▶ RAW RECORDS

——

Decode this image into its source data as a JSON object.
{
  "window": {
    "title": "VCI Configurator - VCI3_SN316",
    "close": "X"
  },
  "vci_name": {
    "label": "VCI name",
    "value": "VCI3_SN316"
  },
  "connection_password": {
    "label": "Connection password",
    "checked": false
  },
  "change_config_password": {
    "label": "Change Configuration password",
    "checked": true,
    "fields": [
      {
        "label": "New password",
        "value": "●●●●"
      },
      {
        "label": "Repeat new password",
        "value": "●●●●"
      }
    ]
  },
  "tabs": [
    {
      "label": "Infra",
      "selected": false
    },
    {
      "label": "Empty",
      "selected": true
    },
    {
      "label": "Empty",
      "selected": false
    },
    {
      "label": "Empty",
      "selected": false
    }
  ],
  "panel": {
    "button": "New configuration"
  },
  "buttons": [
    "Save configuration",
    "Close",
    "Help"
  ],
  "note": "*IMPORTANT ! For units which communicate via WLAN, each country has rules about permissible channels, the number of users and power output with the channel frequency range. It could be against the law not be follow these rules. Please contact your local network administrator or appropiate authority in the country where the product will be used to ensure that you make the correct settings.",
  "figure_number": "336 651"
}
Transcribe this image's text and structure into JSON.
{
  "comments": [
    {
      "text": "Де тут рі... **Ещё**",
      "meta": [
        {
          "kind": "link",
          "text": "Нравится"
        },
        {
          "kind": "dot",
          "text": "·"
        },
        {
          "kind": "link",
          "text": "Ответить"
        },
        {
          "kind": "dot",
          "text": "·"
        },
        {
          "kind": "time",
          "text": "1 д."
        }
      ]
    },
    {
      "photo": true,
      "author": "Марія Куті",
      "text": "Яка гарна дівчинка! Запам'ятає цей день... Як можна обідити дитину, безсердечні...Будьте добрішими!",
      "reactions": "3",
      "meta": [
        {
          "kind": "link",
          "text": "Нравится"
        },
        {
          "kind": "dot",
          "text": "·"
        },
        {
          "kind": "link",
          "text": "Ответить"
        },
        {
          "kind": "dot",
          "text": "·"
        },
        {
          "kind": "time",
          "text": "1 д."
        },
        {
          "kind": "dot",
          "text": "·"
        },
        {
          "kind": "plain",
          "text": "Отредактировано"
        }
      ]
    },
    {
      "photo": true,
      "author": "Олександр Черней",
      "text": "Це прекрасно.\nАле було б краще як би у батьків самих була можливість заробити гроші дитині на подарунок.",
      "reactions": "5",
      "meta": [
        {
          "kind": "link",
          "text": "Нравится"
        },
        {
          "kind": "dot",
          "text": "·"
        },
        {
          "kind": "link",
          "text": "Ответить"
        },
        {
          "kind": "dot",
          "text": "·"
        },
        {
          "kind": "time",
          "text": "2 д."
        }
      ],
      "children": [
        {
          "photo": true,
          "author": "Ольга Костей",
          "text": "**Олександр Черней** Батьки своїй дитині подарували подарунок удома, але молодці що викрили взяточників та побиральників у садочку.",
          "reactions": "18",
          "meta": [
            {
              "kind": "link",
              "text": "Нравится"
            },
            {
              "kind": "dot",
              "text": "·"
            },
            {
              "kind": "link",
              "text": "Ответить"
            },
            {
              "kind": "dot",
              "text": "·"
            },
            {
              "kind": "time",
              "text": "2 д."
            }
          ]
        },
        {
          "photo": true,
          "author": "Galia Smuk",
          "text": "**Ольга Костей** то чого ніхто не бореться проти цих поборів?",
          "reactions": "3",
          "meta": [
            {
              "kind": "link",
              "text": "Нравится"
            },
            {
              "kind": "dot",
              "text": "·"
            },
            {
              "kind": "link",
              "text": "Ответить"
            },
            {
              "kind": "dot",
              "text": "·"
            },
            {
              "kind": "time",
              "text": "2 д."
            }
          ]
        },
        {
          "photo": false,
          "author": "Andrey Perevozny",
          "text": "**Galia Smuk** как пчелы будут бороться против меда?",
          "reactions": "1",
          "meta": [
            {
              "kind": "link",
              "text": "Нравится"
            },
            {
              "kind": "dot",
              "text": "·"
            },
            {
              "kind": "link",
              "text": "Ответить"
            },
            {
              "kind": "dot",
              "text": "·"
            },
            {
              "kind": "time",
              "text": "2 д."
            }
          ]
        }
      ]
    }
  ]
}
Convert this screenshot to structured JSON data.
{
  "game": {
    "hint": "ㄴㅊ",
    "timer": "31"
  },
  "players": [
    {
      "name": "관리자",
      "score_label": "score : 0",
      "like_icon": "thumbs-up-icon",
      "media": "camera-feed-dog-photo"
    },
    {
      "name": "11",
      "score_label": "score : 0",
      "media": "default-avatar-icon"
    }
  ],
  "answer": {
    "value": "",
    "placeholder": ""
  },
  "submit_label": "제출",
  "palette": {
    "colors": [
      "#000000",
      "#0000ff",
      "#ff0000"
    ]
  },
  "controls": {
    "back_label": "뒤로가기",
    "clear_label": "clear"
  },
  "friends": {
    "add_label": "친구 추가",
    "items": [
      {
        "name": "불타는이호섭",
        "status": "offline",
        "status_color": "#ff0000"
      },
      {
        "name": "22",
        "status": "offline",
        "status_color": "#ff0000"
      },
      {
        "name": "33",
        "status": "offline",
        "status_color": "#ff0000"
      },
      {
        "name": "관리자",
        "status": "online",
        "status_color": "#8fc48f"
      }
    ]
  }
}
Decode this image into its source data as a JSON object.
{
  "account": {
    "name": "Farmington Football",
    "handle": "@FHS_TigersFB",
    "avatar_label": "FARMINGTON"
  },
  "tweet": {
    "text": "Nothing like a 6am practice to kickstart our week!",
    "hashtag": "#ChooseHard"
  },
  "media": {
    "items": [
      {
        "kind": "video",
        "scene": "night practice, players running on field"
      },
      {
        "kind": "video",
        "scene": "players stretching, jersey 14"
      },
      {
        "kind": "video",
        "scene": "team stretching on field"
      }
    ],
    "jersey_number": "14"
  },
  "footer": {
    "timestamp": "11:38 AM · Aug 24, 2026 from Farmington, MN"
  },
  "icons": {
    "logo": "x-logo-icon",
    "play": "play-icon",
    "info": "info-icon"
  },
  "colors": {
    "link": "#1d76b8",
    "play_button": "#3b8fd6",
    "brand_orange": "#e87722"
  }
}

——

▶ CHALLENGE
Reproduce every entry shown above, precisely as it stands.

▶ EXPECTED ANSWER
Decode this image into its source data as a JSON object.
{
  "window": {
    "title": "VCI Configurator - VCI3_SN316",
    "close": "X"
  },
  "vci_name": {
    "label": "VCI name",
    "value": "VCI3_SN316"
  },
  "connection_password": {
    "label": "Connection password",
    "checked": false
  },
  "change_config_password": {
    "label": "Change Configuration password",
    "checked": true,
    "fields": [
      {
        "label": "New password",
        "value": "●●●●"
      },
      {
        "label": "Repeat new password",
        "value": "●●●●"
      }
    ]
  },
  "tabs": [
    {
      "label": "Infra",
      "selected": false
    },
    {
      "label": "Empty",
      "selected": true
    },
    {
      "label": "Empty",
      "selected": false
    },
    {
      "label": "Empty",
      "selected": false
    }
  ],
  "panel": {
    "button": "New configuration"
  },
  "buttons": [
    "Save configuration",
    "Close",
    "Help"
  ],
  "note": "*IMPORTANT ! For units which communicate via WLAN, each country has rules about permissible channels, the number of users and power output with the channel frequency range. It could be against the law not be follow these rules. Please contact your local network administrator or appropiate authority in the country where the product will be used to ensure that you make the correct settings.",
  "figure_number": "336 651"
}
Transcribe this image's text and structure into JSON.
{
  "comments": [
    {
      "text": "Де тут рі... **Ещё**",
      "meta": [
        {
          "kind": "link",
          "text": "Нравится"
        },
        {
          "kind": "dot",
          "text": "·"
        },
        {
          "kind": "link",
          "text": "Ответить"
        },
        {
          "kind": "dot",
          "text": "·"
        },
        {
          "kind": "time",
          "text": "1 д."
        }
      ]
    },
    {
      "photo": true,
      "author": "Марія Куті",
      "text": "Яка гарна дівчинка! Запам'ятає цей день... Як можна обідити дитину, безсердечні...Будьте добрішими!",
      "reactions": "3",
      "meta": [
        {
          "kind": "link",
          "text": "Нравится"
        },
        {
          "kind": "dot",
          "text": "·"
        },
        {
          "kind": "link",
          "text": "Ответить"
        },
        {
          "kind": "dot",
          "text": "·"
        },
        {
          "kind": "time",
          "text": "1 д."
        },
        {
          "kind": "dot",
          "text": "·"
        },
        {
          "kind": "plain",
          "text": "Отредактировано"
        }
      ]
    },
    {
      "photo": true,
      "author": "Олександр Черней",
      "text": "Це прекрасно.\nАле було б краще як би у батьків самих була можливість заробити гроші дитині на подарунок.",
      "reactions": "5",
      "meta": [
        {
          "kind": "link",
          "text": "Нравится"
        },
        {
          "kind": "dot",
          "text": "·"
        },
        {
          "kind": "link",
          "text": "Ответить"
        },
        {
          "kind": "dot",
          "text": "·"
        },
        {
          "kind": "time",
          "text": "2 д."
        }
      ],
      "children": [
        {
          "photo": true,
          "author": "Ольга Костей",
          "text": "**Олександр Черней** Батьки своїй дитині подарували подарунок удома, але молодці що викрили взяточників та побиральників у садочку.",
          "reactions": "18",
          "meta": [
            {
              "kind": "link",
              "text": "Нравится"
            },
            {
              "kind": "dot",
              "text": "·"
            },
            {
              "kind": "link",
              "text": "Ответить"
            },
            {
              "kind": "dot",
              "text": "·"
            },
            {
              "kind": "time",
              "text": "2 д."
            }
          ]
        },
        {
          "photo": true,
          "author": "Galia Smuk",
          "text": "**Ольга Костей** то чого ніхто не бореться проти цих поборів?",
          "reactions": "3",
          "meta": [
            {
              "kind": "link",
              "text": "Нравится"
            },
            {
              "kind": "dot",
              "text": "·"
            },
            {
              "kind": "link",
              "text": "Ответить"
            },
            {
              "kind": "dot",
              "text": "·"
            },
            {
              "kind": "time",
              "text": "2 д."
            }
          ]
        },
        {
          "photo": false,
          "author": "Andrey Perevozny",
          "text": "**Galia Smuk** как пчелы будут бороться против меда?",
          "reactions": "1",
          "meta": [
            {
              "kind": "link",
              "text": "Нравится"
            },
            {
              "kind": "dot",
              "text": "·"
            },
            {
              "kind": "link",
              "text": "Ответить"
            },
            {
              "kind": "dot",
              "text": "·"
            },
            {
              "kind": "time",
              "text": "2 д."
            }
          ]
        }
      ]
    }
  ]
}
Convert this screenshot to structured JSON data.
{
  "game": {
    "hint": "ㄴㅊ",
    "timer": "31"
  },
  "players": [
    {
      "name": "관리자",
      "score_label": "score : 0",
      "like_icon": "thumbs-up-icon",
      "media": "camera-feed-dog-photo"
    },
    {
      "name": "11",
      "score_label": "score : 0",
      "media": "default-avatar-icon"
    }
  ],
  "answer": {
    "value": "",
    "placeholder": ""
  },
  "submit_label": "제출",
  "palette": {
    "colors": [
      "#000000",
      "#0000ff",
      "#ff0000"
    ]
  },
  "controls": {
    "back_label": "뒤로가기",
    "clear_label": "clear"
  },
  "friends": {
    "add_label": "친구 추가",
    "items": [
      {
        "name": "불타는이호섭",
        "status": "offline",
        "status_color": "#ff0000"
      },
      {
        "name": "22",
        "status": "offline",
        "status_color": "#ff0000"
      },
      {
        "name": "33",
        "status": "offline",
        "status_color": "#ff0000"
      },
      {
        "name": "관리자",
        "status": "online",
        "status_color": "#8fc48f"
      }
    ]
  }
}
Decode this image into its source data as a JSON object.
{
  "account": {
    "name": "Farmington Football",
    "handle": "@FHS_TigersFB",
    "avatar_label": "FARMINGTON"
  },
  "tweet": {
    "text": "Nothing like a 6am practice to kickstart our week!",
    "hashtag": "#ChooseHard"
  },
  "media": {
    "items": [
      {
        "kind": "video",
        "scene": "night practice, players running on field"
      },
      {
        "kind": "video",
        "scene": "players stretching, jersey 14"
      },
      {
        "kind": "video",
        "scene": "team stretching on field"
      }
    ],
    "jersey_number": "14"
  },
  "footer": {
    "timestamp": "11:38 AM · Aug 24, 2026 from Farmington, MN"
  },
  "icons": {
    "logo": "x-logo-icon",
    "play": "play-icon",
    "info": "info-icon"
  },
  "colors": {
    "link": "#1d76b8",
    "play_button": "#3b8fd6",
    "brand_orange": "#e87722"
  }
}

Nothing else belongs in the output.